_BRIEF_
In the data below, locate each line with the word "your" and list it.

▼▼▼

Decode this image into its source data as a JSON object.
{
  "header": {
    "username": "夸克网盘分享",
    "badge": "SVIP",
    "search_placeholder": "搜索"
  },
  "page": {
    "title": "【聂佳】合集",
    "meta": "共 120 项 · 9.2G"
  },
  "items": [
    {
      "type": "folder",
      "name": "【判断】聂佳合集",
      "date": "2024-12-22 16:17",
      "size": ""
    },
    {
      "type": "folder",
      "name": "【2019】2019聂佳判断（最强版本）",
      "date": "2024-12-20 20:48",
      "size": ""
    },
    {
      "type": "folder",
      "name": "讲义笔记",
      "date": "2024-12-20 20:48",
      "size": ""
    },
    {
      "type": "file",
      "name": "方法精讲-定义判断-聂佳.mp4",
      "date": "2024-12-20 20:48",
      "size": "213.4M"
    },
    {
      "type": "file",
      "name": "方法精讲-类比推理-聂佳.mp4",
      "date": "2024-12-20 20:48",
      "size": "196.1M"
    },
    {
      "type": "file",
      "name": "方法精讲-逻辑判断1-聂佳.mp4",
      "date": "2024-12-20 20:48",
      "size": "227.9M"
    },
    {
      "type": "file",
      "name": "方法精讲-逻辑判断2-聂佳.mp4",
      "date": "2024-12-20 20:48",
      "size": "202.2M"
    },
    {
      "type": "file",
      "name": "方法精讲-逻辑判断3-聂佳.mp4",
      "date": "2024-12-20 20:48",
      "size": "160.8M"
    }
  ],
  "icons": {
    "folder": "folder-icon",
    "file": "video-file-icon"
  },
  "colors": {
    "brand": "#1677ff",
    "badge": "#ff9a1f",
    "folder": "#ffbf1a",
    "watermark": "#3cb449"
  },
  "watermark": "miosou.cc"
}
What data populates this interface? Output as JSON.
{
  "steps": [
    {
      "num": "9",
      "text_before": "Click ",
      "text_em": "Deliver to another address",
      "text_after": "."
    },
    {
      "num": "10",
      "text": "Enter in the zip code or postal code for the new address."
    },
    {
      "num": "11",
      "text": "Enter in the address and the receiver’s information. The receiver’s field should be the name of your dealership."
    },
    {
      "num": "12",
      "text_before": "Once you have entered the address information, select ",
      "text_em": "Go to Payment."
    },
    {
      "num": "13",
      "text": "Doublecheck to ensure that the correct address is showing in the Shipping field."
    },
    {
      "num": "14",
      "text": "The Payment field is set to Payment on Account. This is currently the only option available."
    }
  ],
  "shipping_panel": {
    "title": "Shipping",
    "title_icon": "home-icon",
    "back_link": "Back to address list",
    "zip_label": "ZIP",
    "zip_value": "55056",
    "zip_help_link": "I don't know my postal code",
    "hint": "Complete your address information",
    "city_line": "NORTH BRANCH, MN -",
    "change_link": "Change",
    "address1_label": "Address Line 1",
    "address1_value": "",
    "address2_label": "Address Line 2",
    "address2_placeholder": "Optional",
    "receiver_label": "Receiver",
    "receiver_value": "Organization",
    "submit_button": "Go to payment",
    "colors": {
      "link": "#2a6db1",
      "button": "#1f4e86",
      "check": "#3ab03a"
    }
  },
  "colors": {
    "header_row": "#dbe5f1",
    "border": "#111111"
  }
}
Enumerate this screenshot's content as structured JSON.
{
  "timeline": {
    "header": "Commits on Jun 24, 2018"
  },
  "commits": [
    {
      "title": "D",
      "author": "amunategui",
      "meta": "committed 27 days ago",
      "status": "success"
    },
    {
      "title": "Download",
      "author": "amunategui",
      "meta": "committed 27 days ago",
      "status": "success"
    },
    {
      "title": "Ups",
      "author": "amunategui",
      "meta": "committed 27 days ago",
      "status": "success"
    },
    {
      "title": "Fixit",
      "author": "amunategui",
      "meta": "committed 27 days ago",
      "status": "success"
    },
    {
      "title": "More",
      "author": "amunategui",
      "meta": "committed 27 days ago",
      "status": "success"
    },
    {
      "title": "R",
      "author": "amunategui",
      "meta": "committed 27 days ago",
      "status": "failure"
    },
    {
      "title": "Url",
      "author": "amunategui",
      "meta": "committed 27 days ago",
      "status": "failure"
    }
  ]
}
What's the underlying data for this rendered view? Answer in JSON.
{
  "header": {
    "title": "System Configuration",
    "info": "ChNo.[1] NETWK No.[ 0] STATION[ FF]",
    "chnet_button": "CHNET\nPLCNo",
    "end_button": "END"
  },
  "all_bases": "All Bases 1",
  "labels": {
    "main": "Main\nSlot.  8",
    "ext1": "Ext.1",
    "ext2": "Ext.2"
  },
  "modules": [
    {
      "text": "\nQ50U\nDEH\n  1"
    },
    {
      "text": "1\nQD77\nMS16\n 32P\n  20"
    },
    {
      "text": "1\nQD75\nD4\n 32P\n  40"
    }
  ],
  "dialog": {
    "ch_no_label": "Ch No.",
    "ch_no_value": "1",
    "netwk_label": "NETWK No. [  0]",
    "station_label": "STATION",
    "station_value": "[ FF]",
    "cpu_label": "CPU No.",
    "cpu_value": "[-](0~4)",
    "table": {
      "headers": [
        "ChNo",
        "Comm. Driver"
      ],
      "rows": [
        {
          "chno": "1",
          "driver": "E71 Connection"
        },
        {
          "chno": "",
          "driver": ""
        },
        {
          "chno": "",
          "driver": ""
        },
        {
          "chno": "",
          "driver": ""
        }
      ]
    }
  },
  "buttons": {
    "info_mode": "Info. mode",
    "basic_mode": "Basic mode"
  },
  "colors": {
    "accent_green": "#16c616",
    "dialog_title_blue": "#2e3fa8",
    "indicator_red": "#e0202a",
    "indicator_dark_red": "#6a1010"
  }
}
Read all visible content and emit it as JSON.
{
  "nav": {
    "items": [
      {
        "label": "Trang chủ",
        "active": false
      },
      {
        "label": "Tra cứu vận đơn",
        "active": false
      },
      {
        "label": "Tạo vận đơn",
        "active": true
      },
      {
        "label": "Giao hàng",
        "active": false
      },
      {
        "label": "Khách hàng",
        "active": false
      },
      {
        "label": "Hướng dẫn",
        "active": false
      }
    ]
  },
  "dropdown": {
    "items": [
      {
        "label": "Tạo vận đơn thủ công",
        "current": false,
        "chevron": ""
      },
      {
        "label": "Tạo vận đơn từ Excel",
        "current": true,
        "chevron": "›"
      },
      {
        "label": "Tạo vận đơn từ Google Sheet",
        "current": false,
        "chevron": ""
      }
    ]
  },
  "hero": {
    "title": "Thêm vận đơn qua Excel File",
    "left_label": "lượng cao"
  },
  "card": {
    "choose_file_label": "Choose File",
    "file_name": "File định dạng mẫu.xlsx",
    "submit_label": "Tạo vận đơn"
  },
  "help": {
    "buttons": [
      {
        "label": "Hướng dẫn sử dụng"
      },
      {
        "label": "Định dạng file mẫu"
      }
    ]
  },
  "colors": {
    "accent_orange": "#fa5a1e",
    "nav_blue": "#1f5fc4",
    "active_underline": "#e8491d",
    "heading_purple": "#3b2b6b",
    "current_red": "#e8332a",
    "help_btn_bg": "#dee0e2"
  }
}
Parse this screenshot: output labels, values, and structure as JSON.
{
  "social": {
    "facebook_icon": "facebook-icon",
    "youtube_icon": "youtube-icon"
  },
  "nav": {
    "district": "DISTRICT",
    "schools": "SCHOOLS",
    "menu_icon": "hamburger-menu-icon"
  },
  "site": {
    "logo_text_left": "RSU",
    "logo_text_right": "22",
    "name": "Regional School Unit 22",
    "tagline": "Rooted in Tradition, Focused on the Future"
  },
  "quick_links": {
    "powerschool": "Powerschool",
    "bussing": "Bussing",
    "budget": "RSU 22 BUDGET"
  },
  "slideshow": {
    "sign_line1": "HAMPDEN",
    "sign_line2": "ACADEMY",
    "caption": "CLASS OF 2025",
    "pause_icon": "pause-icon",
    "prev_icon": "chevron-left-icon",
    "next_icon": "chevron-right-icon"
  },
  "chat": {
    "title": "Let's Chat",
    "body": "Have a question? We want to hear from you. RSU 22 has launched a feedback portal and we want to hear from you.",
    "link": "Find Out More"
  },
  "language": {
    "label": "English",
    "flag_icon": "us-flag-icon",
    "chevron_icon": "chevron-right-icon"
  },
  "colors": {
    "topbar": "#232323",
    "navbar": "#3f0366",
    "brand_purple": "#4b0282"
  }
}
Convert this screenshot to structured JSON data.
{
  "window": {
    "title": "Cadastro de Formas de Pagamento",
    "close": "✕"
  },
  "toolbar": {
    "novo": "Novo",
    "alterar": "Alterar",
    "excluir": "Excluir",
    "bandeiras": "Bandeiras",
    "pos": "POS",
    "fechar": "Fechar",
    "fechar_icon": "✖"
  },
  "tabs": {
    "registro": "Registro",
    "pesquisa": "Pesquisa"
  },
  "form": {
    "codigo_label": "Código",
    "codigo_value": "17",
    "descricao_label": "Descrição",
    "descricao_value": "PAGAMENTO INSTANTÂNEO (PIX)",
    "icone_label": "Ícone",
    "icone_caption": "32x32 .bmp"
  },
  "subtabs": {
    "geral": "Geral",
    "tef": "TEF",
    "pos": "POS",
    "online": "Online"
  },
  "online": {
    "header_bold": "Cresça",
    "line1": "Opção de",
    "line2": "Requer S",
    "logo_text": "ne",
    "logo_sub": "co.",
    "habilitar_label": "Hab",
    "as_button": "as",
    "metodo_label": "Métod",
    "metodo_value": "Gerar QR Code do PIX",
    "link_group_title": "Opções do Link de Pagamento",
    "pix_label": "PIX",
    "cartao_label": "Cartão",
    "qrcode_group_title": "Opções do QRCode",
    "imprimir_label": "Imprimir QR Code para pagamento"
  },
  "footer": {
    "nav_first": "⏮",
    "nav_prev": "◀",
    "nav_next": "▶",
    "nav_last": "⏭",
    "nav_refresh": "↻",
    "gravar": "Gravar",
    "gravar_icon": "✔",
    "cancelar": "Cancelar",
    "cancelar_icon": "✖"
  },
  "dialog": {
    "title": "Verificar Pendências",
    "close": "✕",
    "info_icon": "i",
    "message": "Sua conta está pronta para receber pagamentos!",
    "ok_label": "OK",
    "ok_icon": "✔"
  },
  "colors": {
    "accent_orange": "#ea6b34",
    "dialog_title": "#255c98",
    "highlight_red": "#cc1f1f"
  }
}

▲▲▲

_RIGHT ANSWER_
      "text": "Enter in the address and the receiver’s information. The receiver’s field should be the name of your dealership."
    "hint": "Complete your address information",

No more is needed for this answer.